EXERCISE:
Look through the material below, count the lines containing the word "JSON", and state only the count.

DATA SUPPLIED:
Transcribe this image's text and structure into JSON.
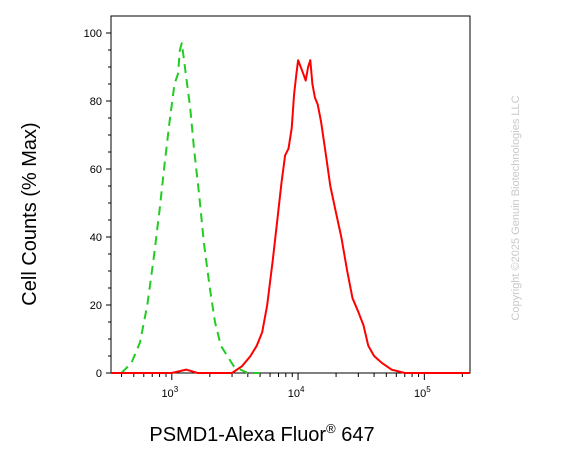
{
  "chart_data": {
    "type": "line",
    "xlabel_main": "PSMD1-Alexa Fluor",
    "xlabel_sup": "®",
    "xlabel_tail": " 647",
    "ylabel": "Cell Counts (% Max)",
    "xscale": "log",
    "xlim": [
      330,
      230000
    ],
    "ylim": [
      0,
      105
    ],
    "y_ticks": [
      0,
      20,
      40,
      60,
      80,
      100
    ],
    "x_major_ticks": [
      {
        "value": 1000,
        "base": "10",
        "exp": "3"
      },
      {
        "value": 10000,
        "base": "10",
        "exp": "4"
      },
      {
        "value": 100000,
        "base": "10",
        "exp": "5"
      }
    ],
    "grid": false,
    "legend": "none",
    "series": [
      {
        "color": "#22cc22",
        "style": "dashed",
        "x": [
          400,
          480,
          560,
          640,
          720,
          800,
          880,
          960,
          1050,
          1120,
          1160,
          1200,
          1240,
          1300,
          1400,
          1500,
          1650,
          1800,
          2000,
          2200,
          2450,
          2750,
          3100,
          3500,
          4000,
          5000
        ],
        "y": [
          0,
          3,
          9,
          20,
          34,
          48,
          62,
          74,
          85,
          88,
          95,
          97,
          93,
          87,
          78,
          66,
          52,
          38,
          25,
          15,
          8,
          5,
          2,
          1,
          0,
          0
        ]
      },
      {
        "color": "#ff0000",
        "style": "solid",
        "x": [
          330,
          1000,
          1300,
          1600,
          2200,
          3000,
          3600,
          4200,
          4700,
          5200,
          5700,
          6300,
          6900,
          7400,
          7900,
          8400,
          8900,
          9300,
          9700,
          10000,
          10500,
          11000,
          11500,
          12000,
          12500,
          13000,
          13600,
          14300,
          15200,
          16500,
          18000,
          20000,
          22000,
          24500,
          27000,
          30000,
          33000,
          36000,
          40000,
          46000,
          55000,
          70000,
          90000,
          230000
        ],
        "y": [
          0,
          0,
          1,
          0,
          0,
          0,
          2,
          5,
          8,
          12,
          20,
          33,
          46,
          56,
          64,
          66,
          72,
          82,
          88,
          92,
          90,
          88,
          86,
          90,
          92,
          85,
          81,
          79,
          74,
          65,
          55,
          47,
          40,
          30,
          22,
          18,
          14,
          8,
          5,
          3,
          1,
          0,
          0,
          0
        ]
      }
    ]
  },
  "watermark": {
    "copyright": "Copyright ©2025 Genuin Biotechnologies LLC"
  }
}
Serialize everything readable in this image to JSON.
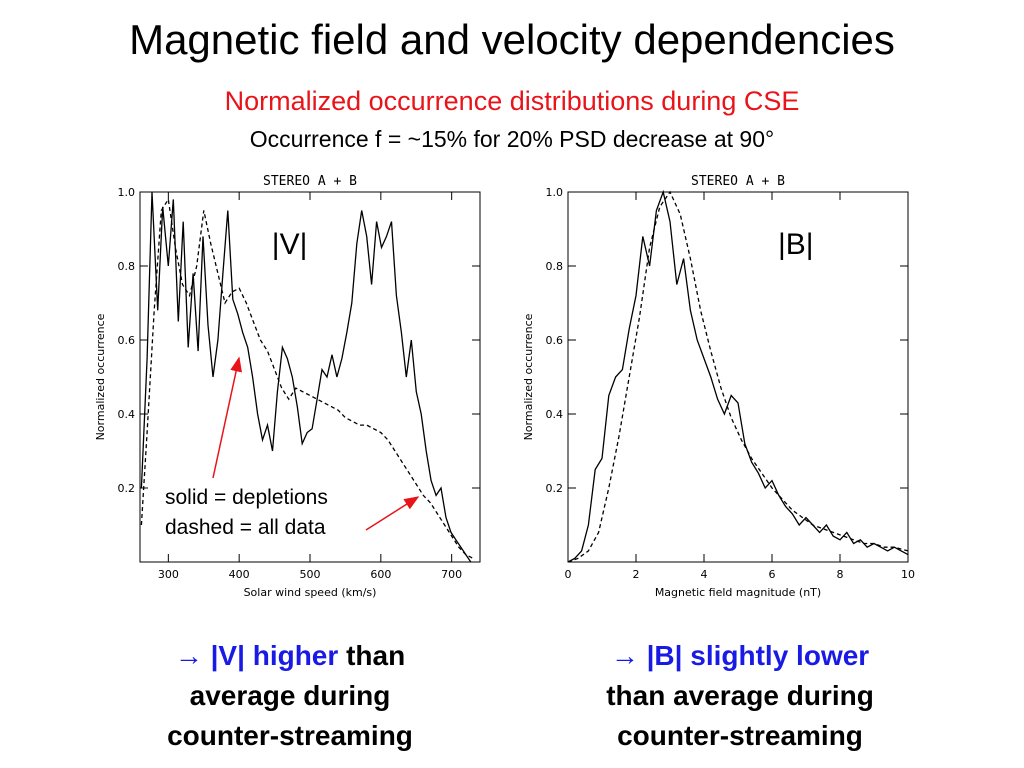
{
  "slide": {
    "title": "Magnetic field and velocity dependencies",
    "subtitle": "Normalized occurrence distributions during CSE",
    "subtitle2": "Occurrence f = ~15% for 20% PSD decrease at 90°"
  },
  "annotations": {
    "solid_label": "solid = depletions",
    "dashed_label": "dashed = all data"
  },
  "captions": {
    "v": {
      "arrow": "→",
      "highlight": "|V| higher",
      "rest_1": "than",
      "rest_2": "average during",
      "rest_3": "counter-streaming"
    },
    "b": {
      "arrow": "→",
      "highlight": "|B| slightly lower",
      "rest_2": "than average during",
      "rest_3": "counter-streaming"
    }
  },
  "colors": {
    "accent_red": "#e8141a",
    "highlight_blue": "#1a1ae6"
  },
  "chart_data": [
    {
      "type": "line",
      "title": "STEREO A + B",
      "panel_label": "|V|",
      "xlabel": "Solar wind speed (km/s)",
      "ylabel": "Normalized occurrence",
      "xlim": [
        260,
        740
      ],
      "ylim": [
        0,
        1.0
      ],
      "xticks": [
        300,
        400,
        500,
        600,
        700
      ],
      "yticks": [
        0.2,
        0.4,
        0.6,
        0.8,
        1.0
      ],
      "series": [
        {
          "name": "depletions",
          "style": "solid",
          "x": [
            262,
            270,
            277,
            285,
            292,
            300,
            307,
            314,
            321,
            328,
            335,
            342,
            349,
            356,
            363,
            370,
            377,
            384,
            391,
            398,
            405,
            412,
            419,
            426,
            433,
            440,
            447,
            454,
            461,
            468,
            475,
            482,
            489,
            496,
            503,
            510,
            517,
            524,
            531,
            538,
            545,
            552,
            559,
            566,
            573,
            580,
            587,
            594,
            601,
            608,
            615,
            622,
            629,
            636,
            643,
            650,
            657,
            664,
            671,
            678,
            685,
            692,
            699,
            706,
            713,
            720,
            727
          ],
          "y": [
            0.2,
            0.55,
            1.0,
            0.68,
            0.96,
            0.8,
            0.98,
            0.65,
            0.92,
            0.58,
            0.78,
            0.57,
            0.88,
            0.64,
            0.5,
            0.6,
            0.78,
            0.95,
            0.71,
            0.67,
            0.62,
            0.58,
            0.5,
            0.4,
            0.33,
            0.37,
            0.3,
            0.46,
            0.58,
            0.55,
            0.5,
            0.42,
            0.32,
            0.35,
            0.36,
            0.44,
            0.52,
            0.5,
            0.56,
            0.5,
            0.55,
            0.62,
            0.7,
            0.86,
            0.95,
            0.88,
            0.75,
            0.92,
            0.85,
            0.88,
            0.92,
            0.72,
            0.62,
            0.5,
            0.6,
            0.46,
            0.4,
            0.3,
            0.22,
            0.18,
            0.2,
            0.12,
            0.08,
            0.06,
            0.04,
            0.02,
            0.0
          ]
        },
        {
          "name": "all data",
          "style": "dashed",
          "x": [
            262,
            270,
            280,
            290,
            300,
            310,
            320,
            330,
            340,
            350,
            360,
            370,
            380,
            390,
            400,
            410,
            420,
            430,
            440,
            450,
            460,
            470,
            480,
            490,
            500,
            510,
            520,
            530,
            540,
            550,
            560,
            570,
            580,
            590,
            600,
            610,
            620,
            630,
            640,
            650,
            660,
            670,
            680,
            690,
            700,
            710,
            720,
            730
          ],
          "y": [
            0.1,
            0.35,
            0.68,
            0.95,
            0.98,
            0.85,
            0.75,
            0.72,
            0.8,
            0.95,
            0.86,
            0.78,
            0.7,
            0.73,
            0.74,
            0.7,
            0.65,
            0.6,
            0.57,
            0.52,
            0.47,
            0.44,
            0.47,
            0.46,
            0.45,
            0.44,
            0.43,
            0.42,
            0.41,
            0.39,
            0.38,
            0.37,
            0.37,
            0.36,
            0.35,
            0.33,
            0.3,
            0.27,
            0.24,
            0.21,
            0.18,
            0.16,
            0.13,
            0.1,
            0.07,
            0.04,
            0.02,
            0.01
          ]
        }
      ]
    },
    {
      "type": "line",
      "title": "STEREO A + B",
      "panel_label": "|B|",
      "xlabel": "Magnetic field magnitude (nT)",
      "ylabel": "Normalized occurrence",
      "xlim": [
        0,
        10
      ],
      "ylim": [
        0,
        1.0
      ],
      "xticks": [
        0,
        2,
        4,
        6,
        8,
        10
      ],
      "yticks": [
        0.2,
        0.4,
        0.6,
        0.8,
        1.0
      ],
      "series": [
        {
          "name": "depletions",
          "style": "solid",
          "x": [
            0,
            0.2,
            0.4,
            0.6,
            0.8,
            1.0,
            1.2,
            1.4,
            1.6,
            1.8,
            2.0,
            2.2,
            2.4,
            2.6,
            2.8,
            3.0,
            3.2,
            3.4,
            3.6,
            3.8,
            4.0,
            4.2,
            4.4,
            4.6,
            4.8,
            5.0,
            5.2,
            5.4,
            5.6,
            5.8,
            6.0,
            6.2,
            6.4,
            6.6,
            6.8,
            7.0,
            7.2,
            7.4,
            7.6,
            7.8,
            8.0,
            8.2,
            8.4,
            8.6,
            8.8,
            9.0,
            9.2,
            9.4,
            9.6,
            9.8,
            10.0
          ],
          "y": [
            0.0,
            0.01,
            0.03,
            0.1,
            0.25,
            0.28,
            0.45,
            0.5,
            0.52,
            0.63,
            0.72,
            0.88,
            0.8,
            0.95,
            1.0,
            0.92,
            0.75,
            0.82,
            0.68,
            0.6,
            0.55,
            0.5,
            0.44,
            0.4,
            0.45,
            0.43,
            0.32,
            0.27,
            0.24,
            0.2,
            0.22,
            0.18,
            0.15,
            0.13,
            0.1,
            0.12,
            0.1,
            0.08,
            0.1,
            0.07,
            0.06,
            0.08,
            0.05,
            0.06,
            0.04,
            0.05,
            0.04,
            0.03,
            0.04,
            0.03,
            0.02
          ]
        },
        {
          "name": "all data",
          "style": "dashed",
          "x": [
            0,
            0.3,
            0.6,
            0.9,
            1.2,
            1.5,
            1.8,
            2.1,
            2.4,
            2.7,
            3.0,
            3.3,
            3.6,
            3.9,
            4.2,
            4.5,
            4.8,
            5.1,
            5.4,
            5.7,
            6.0,
            6.3,
            6.6,
            6.9,
            7.2,
            7.5,
            7.8,
            8.1,
            8.4,
            8.7,
            9.0,
            9.3,
            9.6,
            10.0
          ],
          "y": [
            0.0,
            0.01,
            0.03,
            0.08,
            0.2,
            0.34,
            0.5,
            0.66,
            0.85,
            0.96,
            1.0,
            0.94,
            0.82,
            0.68,
            0.57,
            0.47,
            0.39,
            0.33,
            0.28,
            0.24,
            0.2,
            0.17,
            0.14,
            0.12,
            0.1,
            0.09,
            0.08,
            0.07,
            0.06,
            0.05,
            0.05,
            0.04,
            0.04,
            0.03
          ]
        }
      ]
    }
  ]
}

RESULT:
2